• **Task details**
Repeat every entry word for word, skipping the pictures.

[Stored items]
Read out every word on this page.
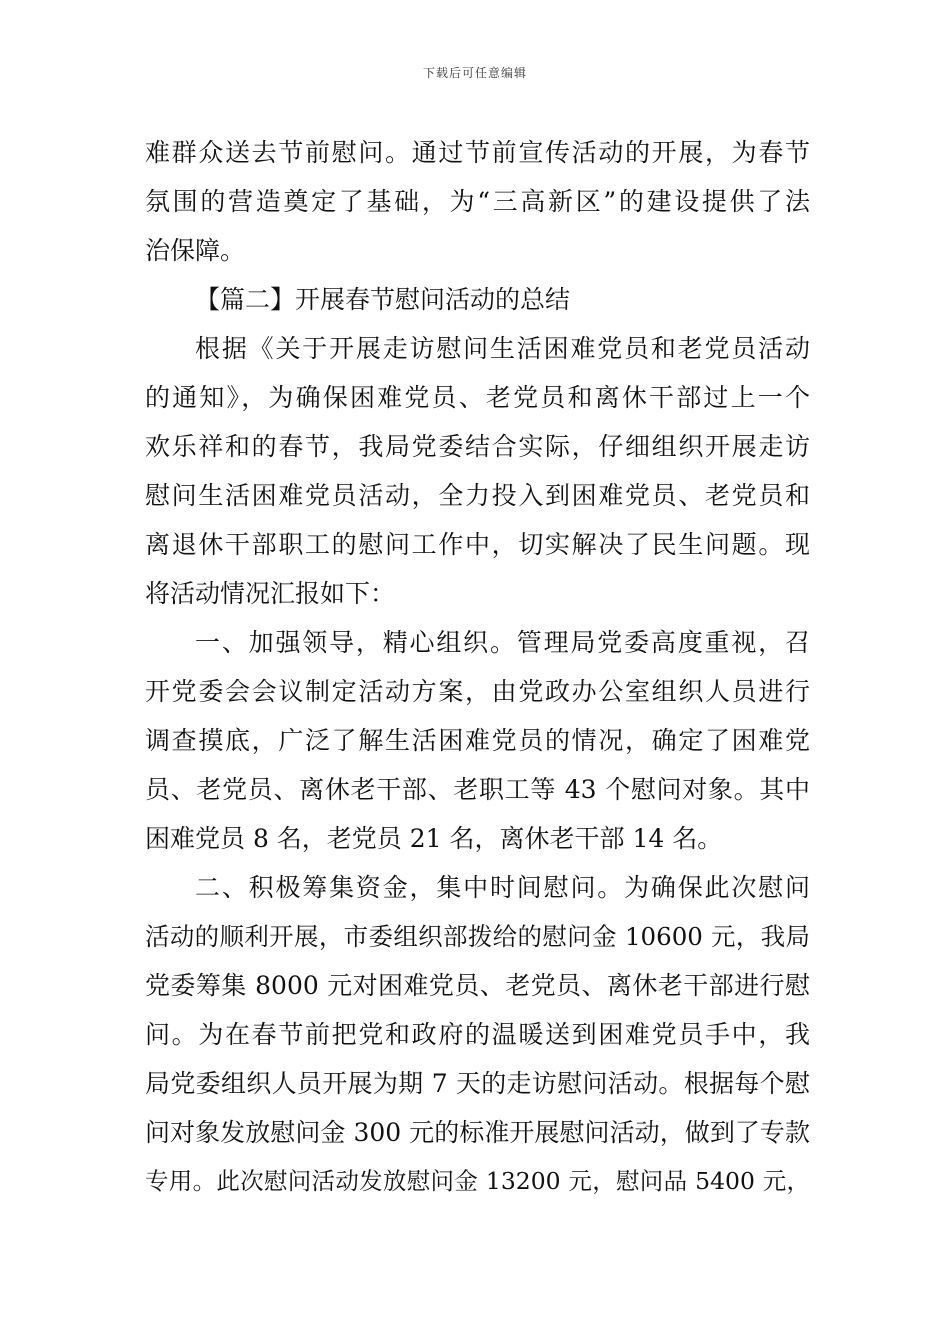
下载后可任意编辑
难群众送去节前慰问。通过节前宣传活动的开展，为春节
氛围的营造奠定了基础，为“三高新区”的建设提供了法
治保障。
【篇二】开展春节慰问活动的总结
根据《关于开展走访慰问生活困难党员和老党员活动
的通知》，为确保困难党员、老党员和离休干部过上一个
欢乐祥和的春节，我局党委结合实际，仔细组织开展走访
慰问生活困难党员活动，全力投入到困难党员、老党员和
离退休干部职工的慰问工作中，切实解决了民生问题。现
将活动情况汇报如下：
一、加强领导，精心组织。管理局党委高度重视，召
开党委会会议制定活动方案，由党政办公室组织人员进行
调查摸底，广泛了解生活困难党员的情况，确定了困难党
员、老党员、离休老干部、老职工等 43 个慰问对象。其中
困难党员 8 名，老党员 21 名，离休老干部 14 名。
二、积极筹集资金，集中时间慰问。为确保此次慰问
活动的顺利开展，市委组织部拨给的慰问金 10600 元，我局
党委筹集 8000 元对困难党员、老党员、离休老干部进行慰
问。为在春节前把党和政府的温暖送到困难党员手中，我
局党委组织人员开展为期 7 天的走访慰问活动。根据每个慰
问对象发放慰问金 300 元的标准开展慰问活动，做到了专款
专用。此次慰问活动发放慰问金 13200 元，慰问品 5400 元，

• **Expected answer**
Read out every word on this page.
下载后可任意编辑
难群众送去节前慰问。通过节前宣传活动的开展，为春节
氛围的营造奠定了基础，为“三高新区”的建设提供了法
治保障。
【篇二】开展春节慰问活动的总结
根据《关于开展走访慰问生活困难党员和老党员活动
的通知》，为确保困难党员、老党员和离休干部过上一个
欢乐祥和的春节，我局党委结合实际，仔细组织开展走访
慰问生活困难党员活动，全力投入到困难党员、老党员和
离退休干部职工的慰问工作中，切实解决了民生问题。现
将活动情况汇报如下：
一、加强领导，精心组织。管理局党委高度重视，召
开党委会会议制定活动方案，由党政办公室组织人员进行
调查摸底，广泛了解生活困难党员的情况，确定了困难党
员、老党员、离休老干部、老职工等 43 个慰问对象。其中
困难党员 8 名，老党员 21 名，离休老干部 14 名。
二、积极筹集资金，集中时间慰问。为确保此次慰问
活动的顺利开展，市委组织部拨给的慰问金 10600 元，我局
党委筹集 8000 元对困难党员、老党员、离休老干部进行慰
问。为在春节前把党和政府的温暖送到困难党员手中，我
局党委组织人员开展为期 7 天的走访慰问活动。根据每个慰
问对象发放慰问金 300 元的标准开展慰问活动，做到了专款
专用。此次慰问活动发放慰问金 13200 元，慰问品 5400 元，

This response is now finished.